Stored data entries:
--------
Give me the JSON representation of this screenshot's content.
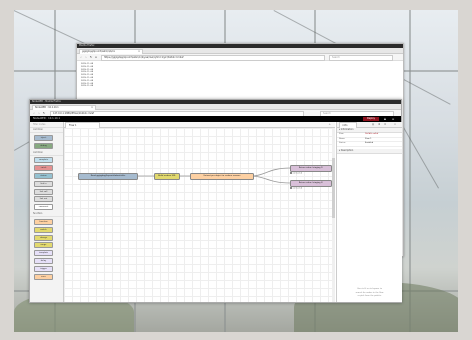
{
  "window1": {
    "titlebar": "Mozilla Firefox",
    "tab_title": "gqjzgdqsj/lqcomh/wbm/n/b/xx",
    "url": "https://gqjzgdqsj/lqcomh/wbm/n/b/yea/mw/nj3m=1/yk?/b2b2c=m2af",
    "search_placeholder": "Search",
    "lines": [
      "2019-11-08",
      "2019-11-08",
      "2019-11-08",
      "2019-11-08",
      "2019-11-08",
      "2019-11-08",
      "2019-11-08",
      "2019-11-08",
      "2019-11-08"
    ]
  },
  "window2": {
    "titlebar": "Node-RED - Mozilla Firefox",
    "tab_title": "Node-RED : 10.1.10.1",
    "url": "127.0.0.1:1880/#flow/1b2b2c.m2af",
    "search_placeholder": "Search",
    "app_name": "Node-RED",
    "host": "10.1.10.1",
    "deploy_label": "Deploy",
    "palette": {
      "filter_placeholder": "filter nodes",
      "categories": [
        {
          "label": "common",
          "nodes": [
            {
              "label": "inject",
              "color": "#a6bbcf"
            },
            {
              "label": "debug",
              "color": "#87a980"
            }
          ]
        },
        {
          "label": "common",
          "nodes": [
            {
              "label": "complete",
              "color": "#c0deed"
            },
            {
              "label": "catch",
              "color": "#e49191"
            },
            {
              "label": "status",
              "color": "#94c1d0"
            },
            {
              "label": "link in",
              "color": "#dddddd"
            },
            {
              "label": "link call",
              "color": "#dddddd"
            },
            {
              "label": "link out",
              "color": "#dddddd"
            },
            {
              "label": "comment",
              "color": "#ffffff"
            }
          ]
        },
        {
          "label": "function",
          "nodes": [
            {
              "label": "function",
              "color": "#fdd0a2"
            },
            {
              "label": "switch",
              "color": "#e2d96e"
            },
            {
              "label": "change",
              "color": "#e2d96e"
            },
            {
              "label": "range",
              "color": "#e2d96e"
            },
            {
              "label": "template",
              "color": "#e6e0f8"
            },
            {
              "label": "delay",
              "color": "#e6e0f8"
            },
            {
              "label": "trigger",
              "color": "#e6e0f8"
            },
            {
              "label": "exec",
              "color": "#fdd0a2"
            }
          ]
        }
      ]
    },
    "workspace": {
      "tab_label": "Flow 1",
      "nodes": [
        {
          "label": "Read gqjzgdqsj/lqcomh/wbm/n/b/x",
          "color": "#a6bbcf"
        },
        {
          "label": "Build ecobee URL",
          "color": "#e2d96e"
        },
        {
          "label": "Extract per object to ecobee sensors",
          "color": "#fdd0a2"
        },
        {
          "label": "Return value (staging 1)",
          "color": "#d8bfd8"
        },
        {
          "label": "Return value (staging 2)",
          "color": "#d8bfd8"
        }
      ],
      "statuses": [
        "connected",
        "connected"
      ]
    },
    "sidebar": {
      "tab_label": "info",
      "section_info": "Information",
      "rows": [
        {
          "k": "Flow",
          "v": "1b2b2c.m2af"
        },
        {
          "k": "Name",
          "v": "Flow 1"
        },
        {
          "k": "Status",
          "v": "Enabled"
        }
      ],
      "section_desc": "Description",
      "help_lines": [
        "Use ctrl-f or ctrl-space to",
        "search for nodes in the flow",
        "or pick from the palette"
      ]
    }
  }
}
--------
§ **WHAT IS ASKED**:
Transcribe all of the records above character for character. Exclude the pictures.

§ **TASK RESULT**:
Give me the JSON representation of this screenshot's content.
{
  "window1": {
    "titlebar": "Mozilla Firefox",
    "tab_title": "gqjzgdqsj/lqcomh/wbm/n/b/xx",
    "url": "https://gqjzgdqsj/lqcomh/wbm/n/b/yea/mw/nj3m=1/yk?/b2b2c=m2af",
    "search_placeholder": "Search",
    "lines": [
      "2019-11-08",
      "2019-11-08",
      "2019-11-08",
      "2019-11-08",
      "2019-11-08",
      "2019-11-08",
      "2019-11-08",
      "2019-11-08",
      "2019-11-08"
    ]
  },
  "window2": {
    "titlebar": "Node-RED - Mozilla Firefox",
    "tab_title": "Node-RED : 10.1.10.1",
    "url": "127.0.0.1:1880/#flow/1b2b2c.m2af",
    "search_placeholder": "Search",
    "app_name": "Node-RED",
    "host": "10.1.10.1",
    "deploy_label": "Deploy",
    "palette": {
      "filter_placeholder": "filter nodes",
      "categories": [
        {
          "label": "common",
          "nodes": [
            {
              "label": "inject",
              "color": "#a6bbcf"
            },
            {
              "label": "debug",
              "color": "#87a980"
            }
          ]
        },
        {
          "label": "common",
          "nodes": [
            {
              "label": "complete",
              "color": "#c0deed"
            },
            {
              "label": "catch",
              "color": "#e49191"
            },
            {
              "label": "status",
              "color": "#94c1d0"
            },
            {
              "label": "link in",
              "color": "#dddddd"
            },
            {
              "label": "link call",
              "color": "#dddddd"
            },
            {
              "label": "link out",
              "color": "#dddddd"
            },
            {
              "label": "comment",
              "color": "#ffffff"
            }
          ]
        },
        {
          "label": "function",
          "nodes": [
            {
              "label": "function",
              "color": "#fdd0a2"
            },
            {
              "label": "switch",
              "color": "#e2d96e"
            },
            {
              "label": "change",
              "color": "#e2d96e"
            },
            {
              "label": "range",
              "color": "#e2d96e"
            },
            {
              "label": "template",
              "color": "#e6e0f8"
            },
            {
              "label": "delay",
              "color": "#e6e0f8"
            },
            {
              "label": "trigger",
              "color": "#e6e0f8"
            },
            {
              "label": "exec",
              "color": "#fdd0a2"
            }
          ]
        }
      ]
    },
    "workspace": {
      "tab_label": "Flow 1",
      "nodes": [
        {
          "label": "Read gqjzgdqsj/lqcomh/wbm/n/b/x",
          "color": "#a6bbcf"
        },
        {
          "label": "Build ecobee URL",
          "color": "#e2d96e"
        },
        {
          "label": "Extract per object to ecobee sensors",
          "color": "#fdd0a2"
        },
        {
          "label": "Return value (staging 1)",
          "color": "#d8bfd8"
        },
        {
          "label": "Return value (staging 2)",
          "color": "#d8bfd8"
        }
      ],
      "statuses": [
        "connected",
        "connected"
      ]
    },
    "sidebar": {
      "tab_label": "info",
      "section_info": "Information",
      "rows": [
        {
          "k": "Flow",
          "v": "1b2b2c.m2af"
        },
        {
          "k": "Name",
          "v": "Flow 1"
        },
        {
          "k": "Status",
          "v": "Enabled"
        }
      ],
      "section_desc": "Description",
      "help_lines": [
        "Use ctrl-f or ctrl-space to",
        "search for nodes in the flow",
        "or pick from the palette"
      ]
    }
  }
}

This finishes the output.